## BEGIN DATA SECTION

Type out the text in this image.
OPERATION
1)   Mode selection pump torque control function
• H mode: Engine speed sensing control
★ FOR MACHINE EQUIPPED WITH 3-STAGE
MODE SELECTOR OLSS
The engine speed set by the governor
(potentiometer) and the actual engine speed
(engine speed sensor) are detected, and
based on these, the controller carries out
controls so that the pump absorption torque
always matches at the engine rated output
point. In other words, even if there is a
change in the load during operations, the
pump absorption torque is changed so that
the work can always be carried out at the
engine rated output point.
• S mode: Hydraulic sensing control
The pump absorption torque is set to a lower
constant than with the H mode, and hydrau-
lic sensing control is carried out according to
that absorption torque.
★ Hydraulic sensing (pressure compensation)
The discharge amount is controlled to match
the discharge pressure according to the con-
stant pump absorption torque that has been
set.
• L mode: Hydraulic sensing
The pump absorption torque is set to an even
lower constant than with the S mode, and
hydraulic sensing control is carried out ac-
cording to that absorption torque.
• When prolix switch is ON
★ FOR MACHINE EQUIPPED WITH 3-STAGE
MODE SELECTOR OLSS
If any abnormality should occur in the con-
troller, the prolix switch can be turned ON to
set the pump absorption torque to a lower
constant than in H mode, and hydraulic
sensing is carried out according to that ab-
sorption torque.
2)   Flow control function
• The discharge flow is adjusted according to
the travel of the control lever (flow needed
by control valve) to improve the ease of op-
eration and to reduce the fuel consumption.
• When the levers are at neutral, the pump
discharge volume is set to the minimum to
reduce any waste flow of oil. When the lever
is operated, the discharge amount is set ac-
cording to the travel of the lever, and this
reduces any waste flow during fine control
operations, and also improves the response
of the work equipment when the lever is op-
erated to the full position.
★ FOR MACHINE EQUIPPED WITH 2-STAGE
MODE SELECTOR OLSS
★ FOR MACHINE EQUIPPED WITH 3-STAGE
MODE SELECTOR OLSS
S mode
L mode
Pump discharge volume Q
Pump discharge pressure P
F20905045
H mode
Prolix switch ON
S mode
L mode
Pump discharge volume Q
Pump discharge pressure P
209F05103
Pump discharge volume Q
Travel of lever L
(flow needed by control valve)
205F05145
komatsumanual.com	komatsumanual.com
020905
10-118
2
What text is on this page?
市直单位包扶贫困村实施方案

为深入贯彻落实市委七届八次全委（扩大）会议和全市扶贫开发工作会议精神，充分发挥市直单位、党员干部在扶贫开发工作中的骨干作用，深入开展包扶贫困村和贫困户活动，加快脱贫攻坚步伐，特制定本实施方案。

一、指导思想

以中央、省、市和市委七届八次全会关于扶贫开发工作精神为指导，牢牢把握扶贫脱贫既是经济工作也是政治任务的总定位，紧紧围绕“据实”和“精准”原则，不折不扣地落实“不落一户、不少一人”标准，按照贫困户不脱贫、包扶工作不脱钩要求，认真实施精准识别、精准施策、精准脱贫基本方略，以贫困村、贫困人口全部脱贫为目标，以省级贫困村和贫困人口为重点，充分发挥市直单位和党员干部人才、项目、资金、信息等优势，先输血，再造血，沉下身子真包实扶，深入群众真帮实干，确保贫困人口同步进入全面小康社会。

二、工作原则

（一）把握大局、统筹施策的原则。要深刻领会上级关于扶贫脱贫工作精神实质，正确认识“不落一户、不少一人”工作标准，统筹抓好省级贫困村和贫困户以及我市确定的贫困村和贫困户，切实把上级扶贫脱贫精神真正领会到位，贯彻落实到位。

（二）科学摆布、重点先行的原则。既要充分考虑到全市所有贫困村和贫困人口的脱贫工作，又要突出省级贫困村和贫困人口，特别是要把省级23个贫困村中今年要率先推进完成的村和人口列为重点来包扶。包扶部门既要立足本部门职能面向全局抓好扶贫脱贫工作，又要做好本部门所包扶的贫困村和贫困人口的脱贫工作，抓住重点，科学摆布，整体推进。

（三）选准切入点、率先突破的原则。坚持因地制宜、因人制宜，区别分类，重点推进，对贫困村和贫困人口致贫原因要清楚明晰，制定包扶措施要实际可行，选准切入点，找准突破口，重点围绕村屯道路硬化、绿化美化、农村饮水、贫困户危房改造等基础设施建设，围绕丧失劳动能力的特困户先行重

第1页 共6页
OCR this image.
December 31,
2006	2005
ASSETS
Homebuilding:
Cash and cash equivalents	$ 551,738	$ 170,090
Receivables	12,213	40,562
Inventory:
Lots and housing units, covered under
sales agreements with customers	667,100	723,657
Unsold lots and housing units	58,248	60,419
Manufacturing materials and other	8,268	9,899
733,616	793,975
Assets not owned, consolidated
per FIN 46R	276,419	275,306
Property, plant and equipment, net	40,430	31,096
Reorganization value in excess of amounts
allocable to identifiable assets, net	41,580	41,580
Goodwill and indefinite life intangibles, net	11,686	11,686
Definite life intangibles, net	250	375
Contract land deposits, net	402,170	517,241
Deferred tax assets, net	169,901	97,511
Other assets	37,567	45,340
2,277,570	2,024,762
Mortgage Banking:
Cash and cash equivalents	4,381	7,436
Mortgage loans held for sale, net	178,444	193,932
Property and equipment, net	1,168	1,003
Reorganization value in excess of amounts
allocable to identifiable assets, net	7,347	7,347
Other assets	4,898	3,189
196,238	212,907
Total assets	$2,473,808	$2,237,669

## END DATA SECTION

## YOUR GOAL
Type the material above out again, exactly.

## PROBLEM SOLUTION
Type out the text in this image.
OPERATION
1)   Mode selection pump torque control function
• H mode: Engine speed sensing control
★ FOR MACHINE EQUIPPED WITH 3-STAGE
MODE SELECTOR OLSS
The engine speed set by the governor
(potentiometer) and the actual engine speed
(engine speed sensor) are detected, and
based on these, the controller carries out
controls so that the pump absorption torque
always matches at the engine rated output
point. In other words, even if there is a
change in the load during operations, the
pump absorption torque is changed so that
the work can always be carried out at the
engine rated output point.
• S mode: Hydraulic sensing control
The pump absorption torque is set to a lower
constant than with the H mode, and hydrau-
lic sensing control is carried out according to
that absorption torque.
★ Hydraulic sensing (pressure compensation)
The discharge amount is controlled to match
the discharge pressure according to the con-
stant pump absorption torque that has been
set.
• L mode: Hydraulic sensing
The pump absorption torque is set to an even
lower constant than with the S mode, and
hydraulic sensing control is carried out ac-
cording to that absorption torque.
• When prolix switch is ON
★ FOR MACHINE EQUIPPED WITH 3-STAGE
MODE SELECTOR OLSS
If any abnormality should occur in the con-
troller, the prolix switch can be turned ON to
set the pump absorption torque to a lower
constant than in H mode, and hydraulic
sensing is carried out according to that ab-
sorption torque.
2)   Flow control function
• The discharge flow is adjusted according to
the travel of the control lever (flow needed
by control valve) to improve the ease of op-
eration and to reduce the fuel consumption.
• When the levers are at neutral, the pump
discharge volume is set to the minimum to
reduce any waste flow of oil. When the lever
is operated, the discharge amount is set ac-
cording to the travel of the lever, and this
reduces any waste flow during fine control
operations, and also improves the response
of the work equipment when the lever is op-
erated to the full position.
★ FOR MACHINE EQUIPPED WITH 2-STAGE
MODE SELECTOR OLSS
★ FOR MACHINE EQUIPPED WITH 3-STAGE
MODE SELECTOR OLSS
S mode
L mode
Pump discharge volume Q
Pump discharge pressure P
F20905045
H mode
Prolix switch ON
S mode
L mode
Pump discharge volume Q
Pump discharge pressure P
209F05103
Pump discharge volume Q
Travel of lever L
(flow needed by control valve)
205F05145
komatsumanual.com	komatsumanual.com
020905
10-118
2
What text is on this page?
市直单位包扶贫困村实施方案

为深入贯彻落实市委七届八次全委（扩大）会议和全市扶贫开发工作会议精神，充分发挥市直单位、党员干部在扶贫开发工作中的骨干作用，深入开展包扶贫困村和贫困户活动，加快脱贫攻坚步伐，特制定本实施方案。

一、指导思想

以中央、省、市和市委七届八次全会关于扶贫开发工作精神为指导，牢牢把握扶贫脱贫既是经济工作也是政治任务的总定位，紧紧围绕“据实”和“精准”原则，不折不扣地落实“不落一户、不少一人”标准，按照贫困户不脱贫、包扶工作不脱钩要求，认真实施精准识别、精准施策、精准脱贫基本方略，以贫困村、贫困人口全部脱贫为目标，以省级贫困村和贫困人口为重点，充分发挥市直单位和党员干部人才、项目、资金、信息等优势，先输血，再造血，沉下身子真包实扶，深入群众真帮实干，确保贫困人口同步进入全面小康社会。

二、工作原则

（一）把握大局、统筹施策的原则。要深刻领会上级关于扶贫脱贫工作精神实质，正确认识“不落一户、不少一人”工作标准，统筹抓好省级贫困村和贫困户以及我市确定的贫困村和贫困户，切实把上级扶贫脱贫精神真正领会到位，贯彻落实到位。

（二）科学摆布、重点先行的原则。既要充分考虑到全市所有贫困村和贫困人口的脱贫工作，又要突出省级贫困村和贫困人口，特别是要把省级23个贫困村中今年要率先推进完成的村和人口列为重点来包扶。包扶部门既要立足本部门职能面向全局抓好扶贫脱贫工作，又要做好本部门所包扶的贫困村和贫困人口的脱贫工作，抓住重点，科学摆布，整体推进。

（三）选准切入点、率先突破的原则。坚持因地制宜、因人制宜，区别分类，重点推进，对贫困村和贫困人口致贫原因要清楚明晰，制定包扶措施要实际可行，选准切入点，找准突破口，重点围绕村屯道路硬化、绿化美化、农村饮水、贫困户危房改造等基础设施建设，围绕丧失劳动能力的特困户先行重

第1页 共6页
OCR this image.
December 31,
2006	2005
ASSETS
Homebuilding:
Cash and cash equivalents	$ 551,738	$ 170,090
Receivables	12,213	40,562
Inventory:
Lots and housing units, covered under
sales agreements with customers	667,100	723,657
Unsold lots and housing units	58,248	60,419
Manufacturing materials and other	8,268	9,899
733,616	793,975
Assets not owned, consolidated
per FIN 46R	276,419	275,306
Property, plant and equipment, net	40,430	31,096
Reorganization value in excess of amounts
allocable to identifiable assets, net	41,580	41,580
Goodwill and indefinite life intangibles, net	11,686	11,686
Definite life intangibles, net	250	375
Contract land deposits, net	402,170	517,241
Deferred tax assets, net	169,901	97,511
Other assets	37,567	45,340
2,277,570	2,024,762
Mortgage Banking:
Cash and cash equivalents	4,381	7,436
Mortgage loans held for sale, net	178,444	193,932
Property and equipment, net	1,168	1,003
Reorganization value in excess of amounts
allocable to identifiable assets, net	7,347	7,347
Other assets	4,898	3,189
196,238	212,907
Total assets	$2,473,808	$2,237,669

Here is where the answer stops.